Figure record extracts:
+---+

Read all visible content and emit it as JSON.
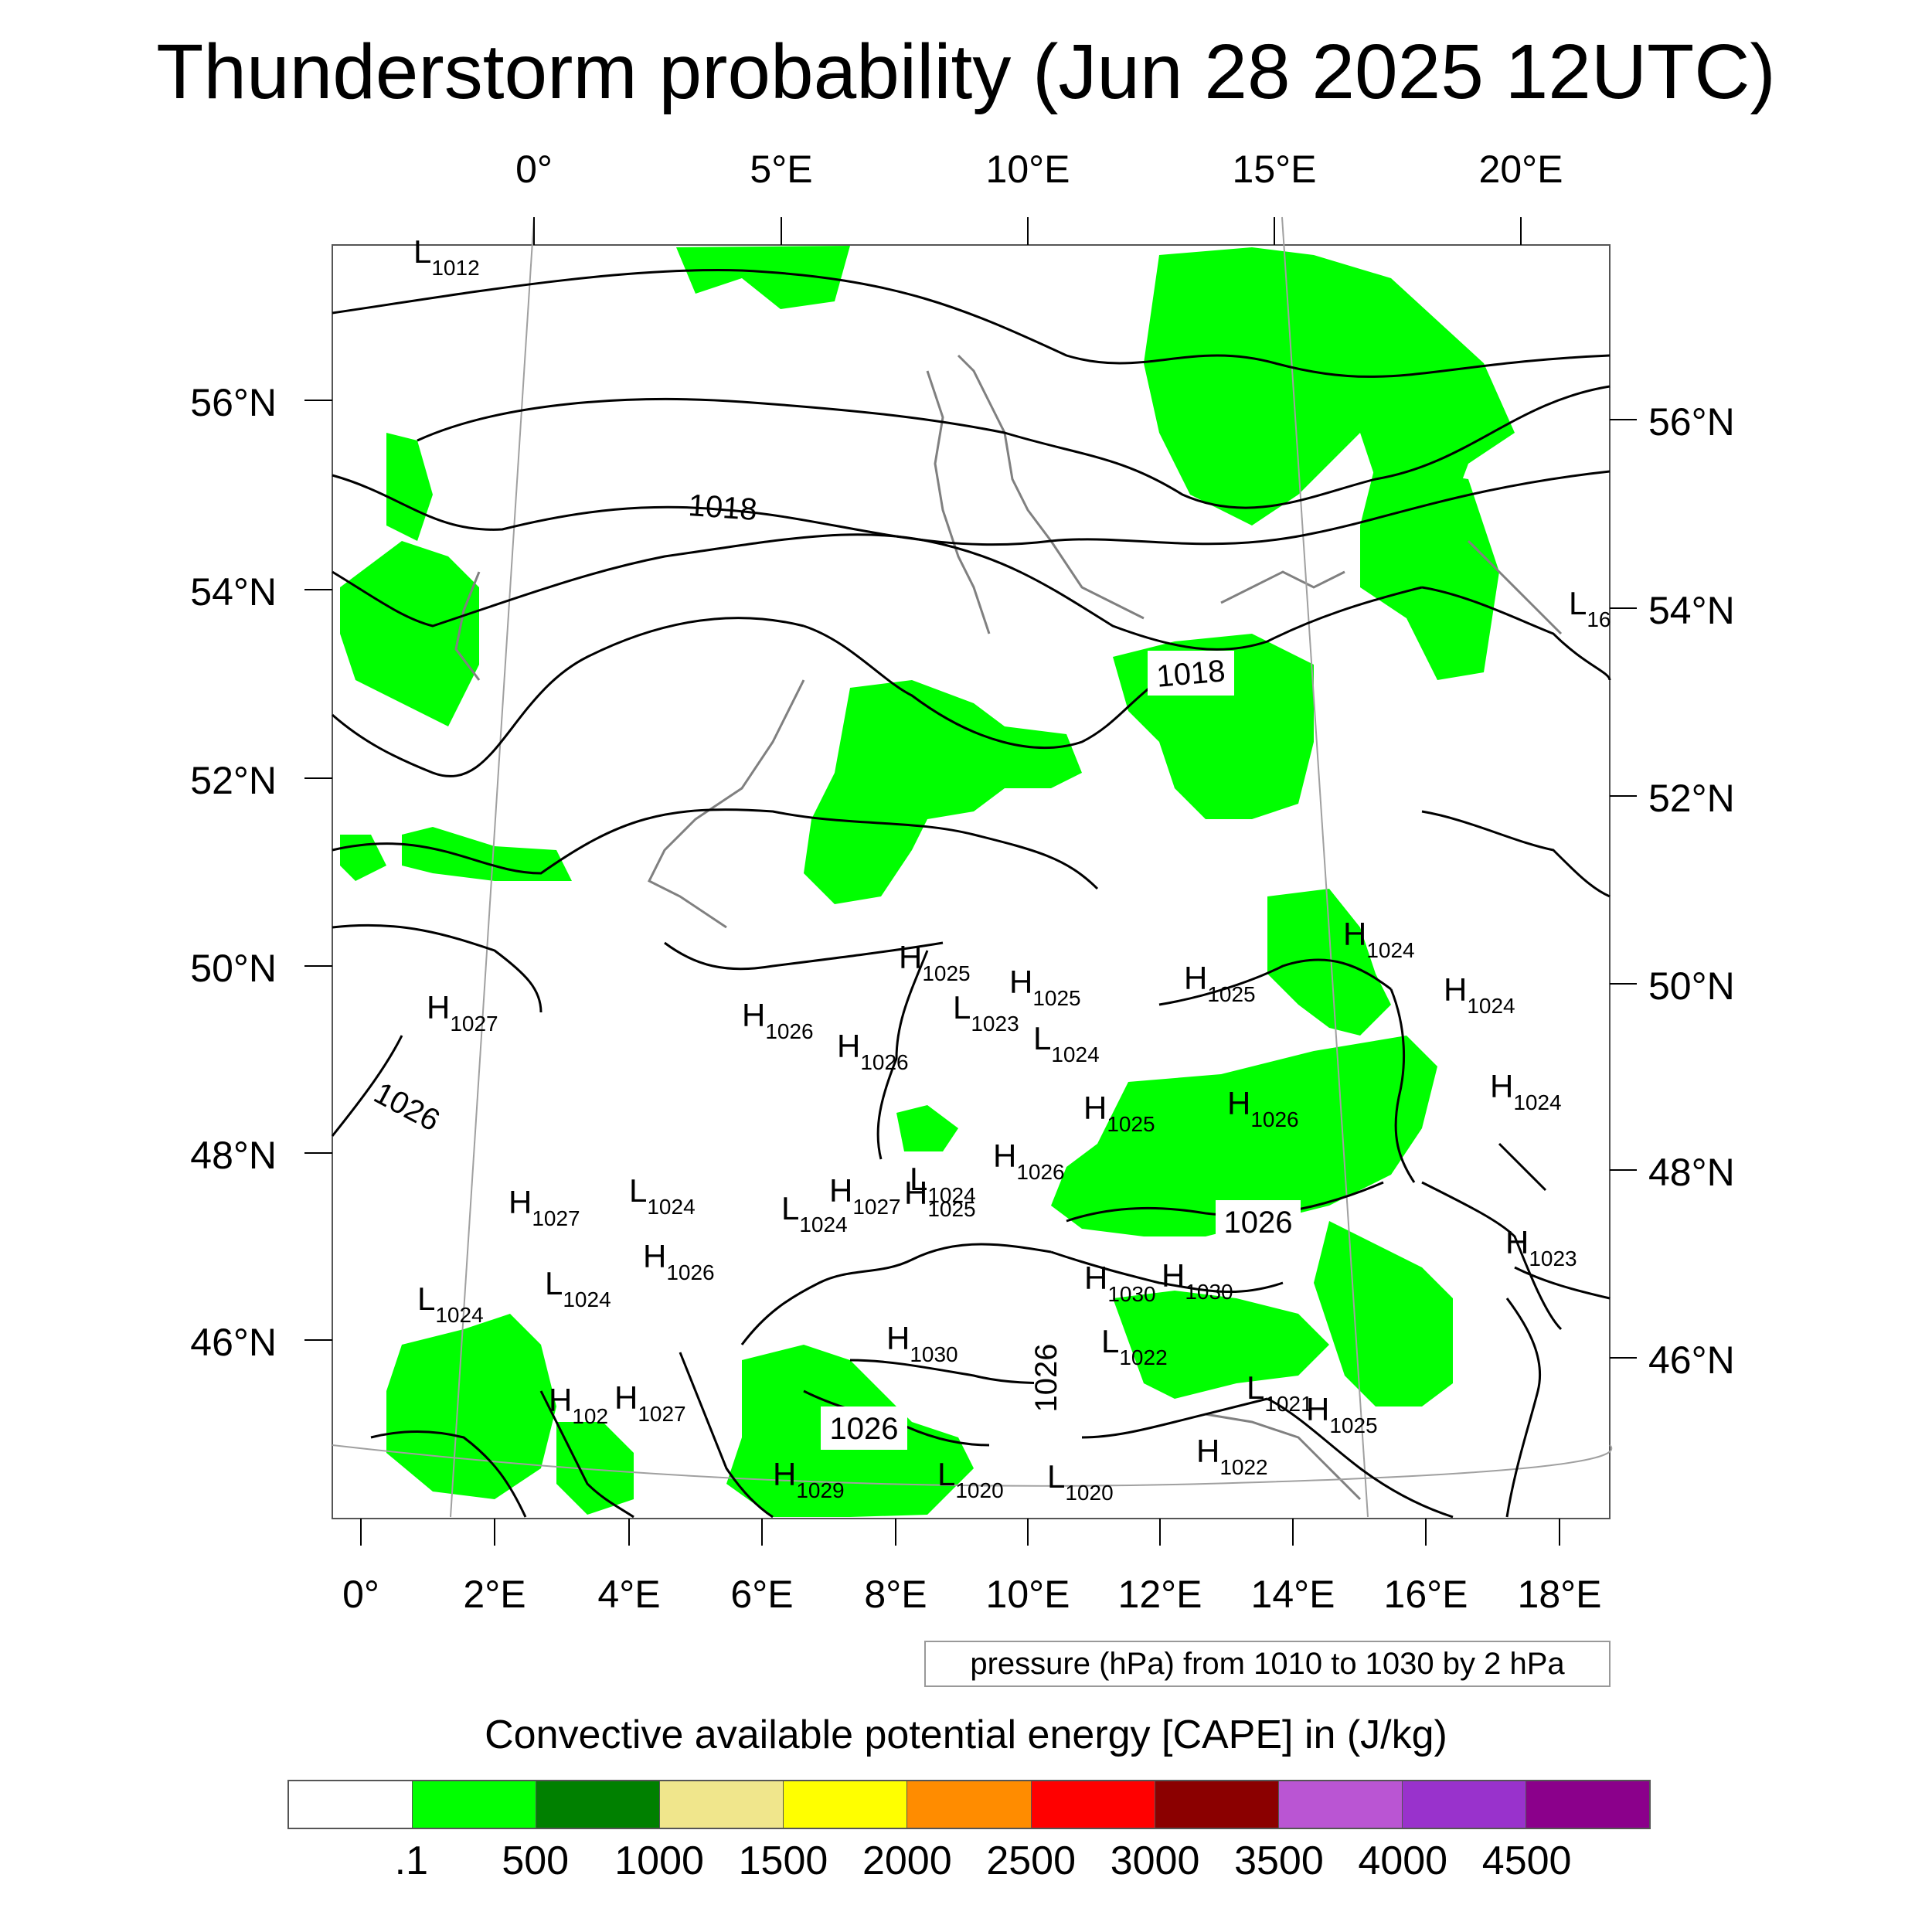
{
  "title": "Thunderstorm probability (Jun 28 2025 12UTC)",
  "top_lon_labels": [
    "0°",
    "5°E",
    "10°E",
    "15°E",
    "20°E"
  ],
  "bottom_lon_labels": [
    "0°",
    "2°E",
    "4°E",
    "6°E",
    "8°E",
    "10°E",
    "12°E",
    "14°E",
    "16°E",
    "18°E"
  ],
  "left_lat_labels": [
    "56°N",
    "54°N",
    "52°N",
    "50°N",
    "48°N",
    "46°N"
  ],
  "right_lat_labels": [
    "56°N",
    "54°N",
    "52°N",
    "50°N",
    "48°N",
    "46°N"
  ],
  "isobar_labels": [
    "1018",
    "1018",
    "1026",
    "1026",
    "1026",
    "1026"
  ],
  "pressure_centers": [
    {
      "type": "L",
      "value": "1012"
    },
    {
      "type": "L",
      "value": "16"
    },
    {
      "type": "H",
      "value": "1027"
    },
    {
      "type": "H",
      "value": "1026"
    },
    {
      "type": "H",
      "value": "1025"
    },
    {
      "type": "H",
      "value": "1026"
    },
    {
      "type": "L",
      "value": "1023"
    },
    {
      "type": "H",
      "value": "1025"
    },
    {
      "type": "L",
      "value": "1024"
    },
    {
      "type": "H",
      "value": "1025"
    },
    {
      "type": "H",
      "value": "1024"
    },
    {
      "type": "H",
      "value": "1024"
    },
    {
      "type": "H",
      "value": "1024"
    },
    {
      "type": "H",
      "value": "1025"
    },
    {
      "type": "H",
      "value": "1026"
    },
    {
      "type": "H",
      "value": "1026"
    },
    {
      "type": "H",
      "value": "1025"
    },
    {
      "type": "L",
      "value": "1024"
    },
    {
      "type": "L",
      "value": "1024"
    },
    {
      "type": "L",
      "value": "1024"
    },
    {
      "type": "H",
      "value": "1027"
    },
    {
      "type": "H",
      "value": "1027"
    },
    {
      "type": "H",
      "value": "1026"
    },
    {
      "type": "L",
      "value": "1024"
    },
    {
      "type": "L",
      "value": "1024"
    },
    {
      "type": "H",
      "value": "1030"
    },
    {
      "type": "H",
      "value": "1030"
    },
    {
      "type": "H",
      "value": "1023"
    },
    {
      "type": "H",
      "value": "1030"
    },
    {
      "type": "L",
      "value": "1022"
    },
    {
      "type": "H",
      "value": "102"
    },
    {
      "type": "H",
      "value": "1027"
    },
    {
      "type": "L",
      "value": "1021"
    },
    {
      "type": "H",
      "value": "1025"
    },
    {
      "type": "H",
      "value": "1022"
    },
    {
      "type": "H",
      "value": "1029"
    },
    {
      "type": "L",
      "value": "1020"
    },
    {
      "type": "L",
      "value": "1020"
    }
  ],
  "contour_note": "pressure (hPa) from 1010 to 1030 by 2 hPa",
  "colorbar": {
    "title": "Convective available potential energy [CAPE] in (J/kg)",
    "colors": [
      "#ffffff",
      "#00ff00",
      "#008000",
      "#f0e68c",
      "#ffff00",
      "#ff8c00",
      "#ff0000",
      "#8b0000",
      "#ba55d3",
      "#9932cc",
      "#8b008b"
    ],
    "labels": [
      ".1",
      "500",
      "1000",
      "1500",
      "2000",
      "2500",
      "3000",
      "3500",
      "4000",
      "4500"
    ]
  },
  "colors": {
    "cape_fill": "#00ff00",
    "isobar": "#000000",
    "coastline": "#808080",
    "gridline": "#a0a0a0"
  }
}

+---+

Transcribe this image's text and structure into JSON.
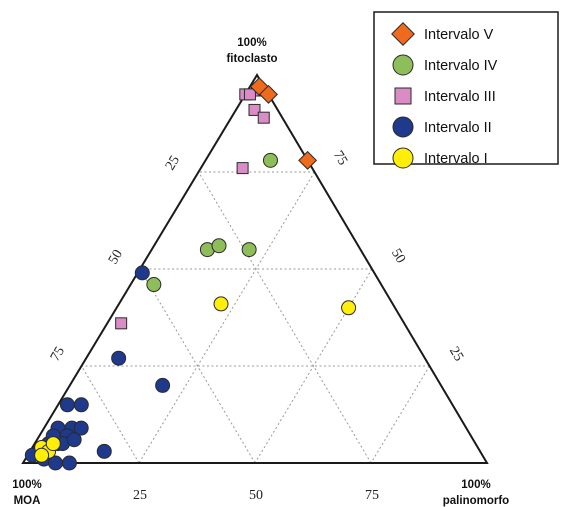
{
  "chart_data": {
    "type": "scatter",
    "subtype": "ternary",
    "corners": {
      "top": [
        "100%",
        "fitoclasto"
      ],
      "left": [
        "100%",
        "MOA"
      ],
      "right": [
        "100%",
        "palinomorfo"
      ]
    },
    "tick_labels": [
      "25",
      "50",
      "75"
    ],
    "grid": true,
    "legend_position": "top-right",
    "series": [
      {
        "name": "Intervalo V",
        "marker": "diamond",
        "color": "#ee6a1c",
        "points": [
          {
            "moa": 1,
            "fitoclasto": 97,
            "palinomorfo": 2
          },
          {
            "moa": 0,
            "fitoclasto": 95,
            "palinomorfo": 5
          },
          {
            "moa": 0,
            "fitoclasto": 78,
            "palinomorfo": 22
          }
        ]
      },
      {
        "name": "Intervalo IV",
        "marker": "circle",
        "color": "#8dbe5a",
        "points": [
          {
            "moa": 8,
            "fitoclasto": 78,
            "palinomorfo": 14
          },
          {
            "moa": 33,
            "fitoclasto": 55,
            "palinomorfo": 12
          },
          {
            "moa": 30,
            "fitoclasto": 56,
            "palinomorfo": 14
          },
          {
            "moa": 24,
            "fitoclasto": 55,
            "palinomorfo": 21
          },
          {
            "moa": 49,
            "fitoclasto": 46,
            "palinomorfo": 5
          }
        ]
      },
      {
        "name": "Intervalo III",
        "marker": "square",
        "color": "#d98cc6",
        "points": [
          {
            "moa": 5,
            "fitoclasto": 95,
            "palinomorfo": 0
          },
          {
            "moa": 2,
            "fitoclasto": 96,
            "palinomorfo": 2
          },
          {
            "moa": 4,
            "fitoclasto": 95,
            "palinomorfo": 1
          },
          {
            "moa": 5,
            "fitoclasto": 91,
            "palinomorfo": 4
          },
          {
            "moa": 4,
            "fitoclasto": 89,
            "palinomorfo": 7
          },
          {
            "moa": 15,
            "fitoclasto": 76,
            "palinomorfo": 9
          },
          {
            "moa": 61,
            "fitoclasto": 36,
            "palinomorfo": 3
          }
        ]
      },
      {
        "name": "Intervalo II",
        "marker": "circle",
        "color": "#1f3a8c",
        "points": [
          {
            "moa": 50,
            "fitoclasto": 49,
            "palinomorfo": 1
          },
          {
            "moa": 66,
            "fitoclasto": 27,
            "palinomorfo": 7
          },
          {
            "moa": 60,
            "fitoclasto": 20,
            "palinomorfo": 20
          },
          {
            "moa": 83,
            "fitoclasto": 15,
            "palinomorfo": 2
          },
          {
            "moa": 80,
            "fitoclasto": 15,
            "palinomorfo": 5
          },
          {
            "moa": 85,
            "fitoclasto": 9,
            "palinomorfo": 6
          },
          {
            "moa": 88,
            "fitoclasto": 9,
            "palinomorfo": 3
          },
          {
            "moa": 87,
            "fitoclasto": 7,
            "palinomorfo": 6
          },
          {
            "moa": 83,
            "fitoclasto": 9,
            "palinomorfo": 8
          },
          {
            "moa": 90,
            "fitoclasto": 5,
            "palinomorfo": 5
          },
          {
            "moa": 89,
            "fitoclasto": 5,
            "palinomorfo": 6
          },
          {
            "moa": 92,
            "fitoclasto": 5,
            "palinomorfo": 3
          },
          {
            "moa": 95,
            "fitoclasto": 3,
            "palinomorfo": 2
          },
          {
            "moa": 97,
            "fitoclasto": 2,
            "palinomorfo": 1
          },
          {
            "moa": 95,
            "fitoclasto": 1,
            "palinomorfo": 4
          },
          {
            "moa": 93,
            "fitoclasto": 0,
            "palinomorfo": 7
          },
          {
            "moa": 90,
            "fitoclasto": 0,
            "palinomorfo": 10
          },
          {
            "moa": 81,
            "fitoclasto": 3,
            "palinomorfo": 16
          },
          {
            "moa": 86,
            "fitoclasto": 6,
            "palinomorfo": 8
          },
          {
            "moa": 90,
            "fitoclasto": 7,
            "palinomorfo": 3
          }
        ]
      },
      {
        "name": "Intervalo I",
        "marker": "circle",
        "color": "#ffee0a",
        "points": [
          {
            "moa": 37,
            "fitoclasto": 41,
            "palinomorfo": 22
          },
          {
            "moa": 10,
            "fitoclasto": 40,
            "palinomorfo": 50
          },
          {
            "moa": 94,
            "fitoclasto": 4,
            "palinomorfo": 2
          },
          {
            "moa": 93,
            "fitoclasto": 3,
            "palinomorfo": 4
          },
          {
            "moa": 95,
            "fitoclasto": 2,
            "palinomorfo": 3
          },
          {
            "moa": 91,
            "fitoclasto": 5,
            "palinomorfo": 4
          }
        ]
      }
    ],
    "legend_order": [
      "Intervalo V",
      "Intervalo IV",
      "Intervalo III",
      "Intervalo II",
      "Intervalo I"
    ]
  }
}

+---+

Collect the complete line wherever the string "name" appears in the records.

        "name": "Intervalo V",
        "name": "Intervalo IV",
        "name": "Intervalo III",
        "name": "Intervalo II",
        "name": "Intervalo I",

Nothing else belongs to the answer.